• [WORK TO BE COMPLETED]
Return all the data below as it stands, minus the pictures.

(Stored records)
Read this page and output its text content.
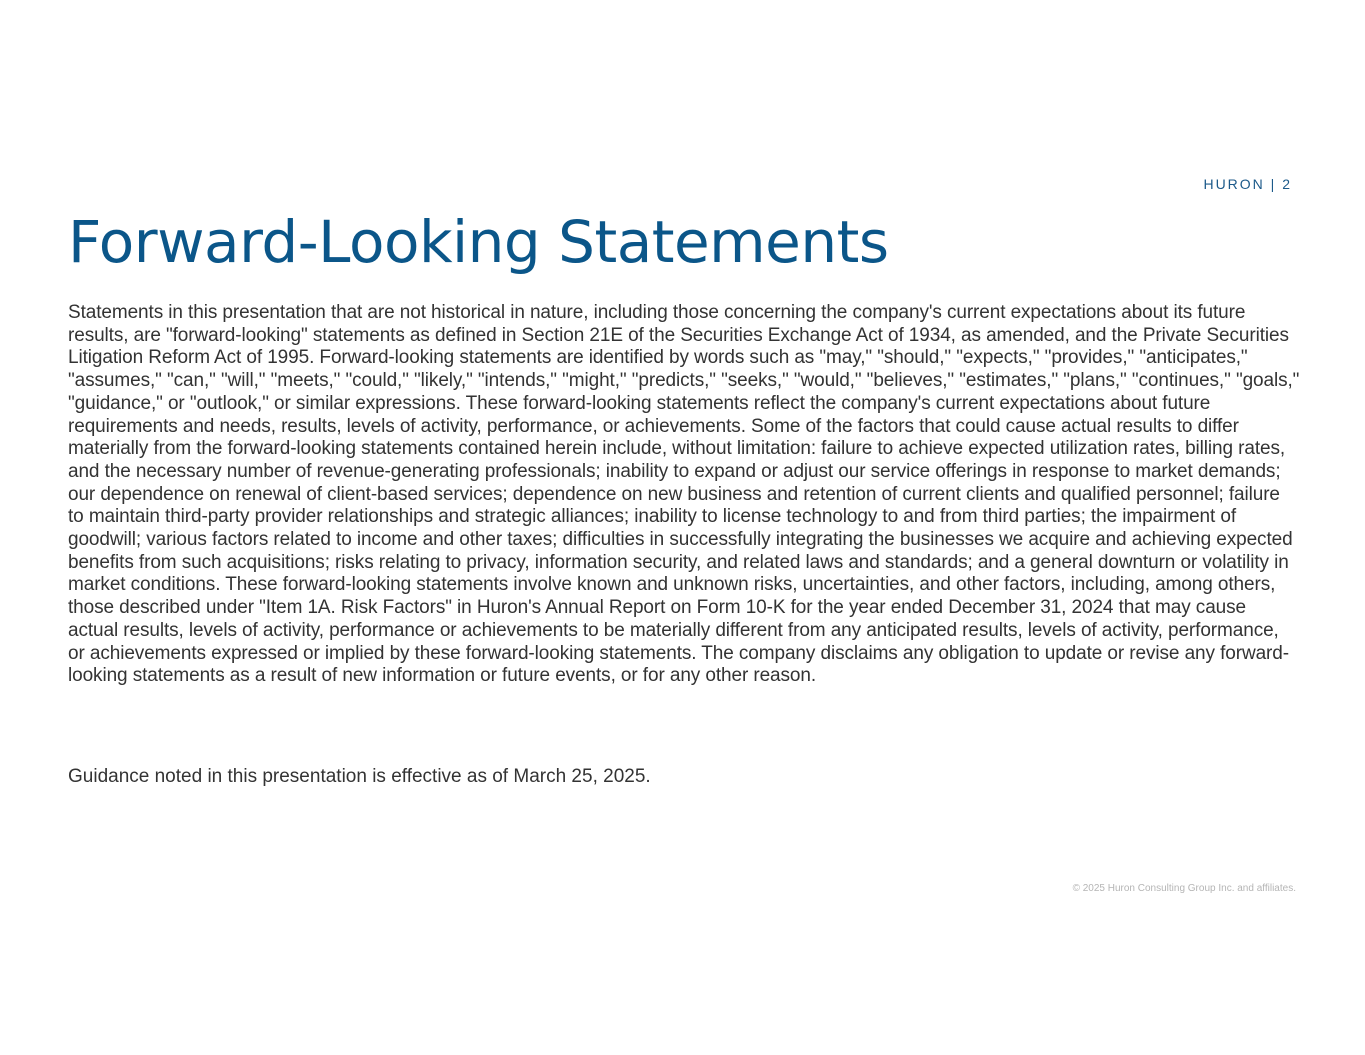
HURON | 2
Forward-Looking Statements

Statements in this presentation that are not historical in nature, including those concerning the company's current expectations about its future results, are "forward-looking" statements as defined in Section 21E of the Securities Exchange Act of 1934, as amended, and the Private Securities Litigation Reform Act of 1995. Forward-looking statements are identified by words such as "may," "should," "expects," "provides," "anticipates," "assumes," "can," "will," "meets," "could," "likely," "intends," "might," "predicts," "seeks," "would," "believes," "estimates," "plans," "continues," "goals," "guidance," or "outlook," or similar expressions. These forward-looking statements reflect the company's current expectations about future requirements and needs, results, levels of activity, performance, or achievements. Some of the factors that could cause actual results to differ materially from the forward-looking statements contained herein include, without limitation: failure to achieve expected utilization rates, billing rates, and the necessary number of revenue-generating professionals; inability to expand or adjust our service offerings in response to market demands; our dependence on renewal of client-based services; dependence on new business and retention of current clients and qualified personnel; failure to maintain third-party provider relationships and strategic alliances; inability to license technology to and from third parties; the impairment of goodwill; various factors related to income and other taxes; difficulties in successfully integrating the businesses we acquire and achieving expected benefits from such acquisitions; risks relating to privacy, information security, and related laws and standards; and a general downturn or volatility in market conditions. These forward-looking statements involve known and unknown risks, uncertainties, and other factors, including, among others, those described under "Item 1A. Risk Factors" in Huron's Annual Report on Form 10-K for the year ended December 31, 2024 that may cause actual results, levels of activity, performance or achievements to be materially different from any anticipated results, levels of activity, performance, or achievements expressed or implied by these forward-looking statements. The company disclaims any obligation to update or revise any forward-looking statements as a result of new information or future events, or for any other reason.

Guidance noted in this presentation is effective as of March 25, 2025.

© 2025 Huron Consulting Group Inc. and affiliates.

• [EXERCISE OUTPUT]
Read this page and output its text content.
HURON | 2
Forward-Looking Statements

Statements in this presentation that are not historical in nature, including those concerning the company's current expectations about its future results, are "forward-looking" statements as defined in Section 21E of the Securities Exchange Act of 1934, as amended, and the Private Securities Litigation Reform Act of 1995. Forward-looking statements are identified by words such as "may," "should," "expects," "provides," "anticipates," "assumes," "can," "will," "meets," "could," "likely," "intends," "might," "predicts," "seeks," "would," "believes," "estimates," "plans," "continues," "goals," "guidance," or "outlook," or similar expressions. These forward-looking statements reflect the company's current expectations about future requirements and needs, results, levels of activity, performance, or achievements. Some of the factors that could cause actual results to differ materially from the forward-looking statements contained herein include, without limitation: failure to achieve expected utilization rates, billing rates, and the necessary number of revenue-generating professionals; inability to expand or adjust our service offerings in response to market demands; our dependence on renewal of client-based services; dependence on new business and retention of current clients and qualified personnel; failure to maintain third-party provider relationships and strategic alliances; inability to license technology to and from third parties; the impairment of goodwill; various factors related to income and other taxes; difficulties in successfully integrating the businesses we acquire and achieving expected benefits from such acquisitions; risks relating to privacy, information security, and related laws and standards; and a general downturn or volatility in market conditions. These forward-looking statements involve known and unknown risks, uncertainties, and other factors, including, among others, those described under "Item 1A. Risk Factors" in Huron's Annual Report on Form 10-K for the year ended December 31, 2024 that may cause actual results, levels of activity, performance or achievements to be materially different from any anticipated results, levels of activity, performance, or achievements expressed or implied by these forward-looking statements. The company disclaims any obligation to update or revise any forward-looking statements as a result of new information or future events, or for any other reason.

Guidance noted in this presentation is effective as of March 25, 2025.

© 2025 Huron Consulting Group Inc. and affiliates.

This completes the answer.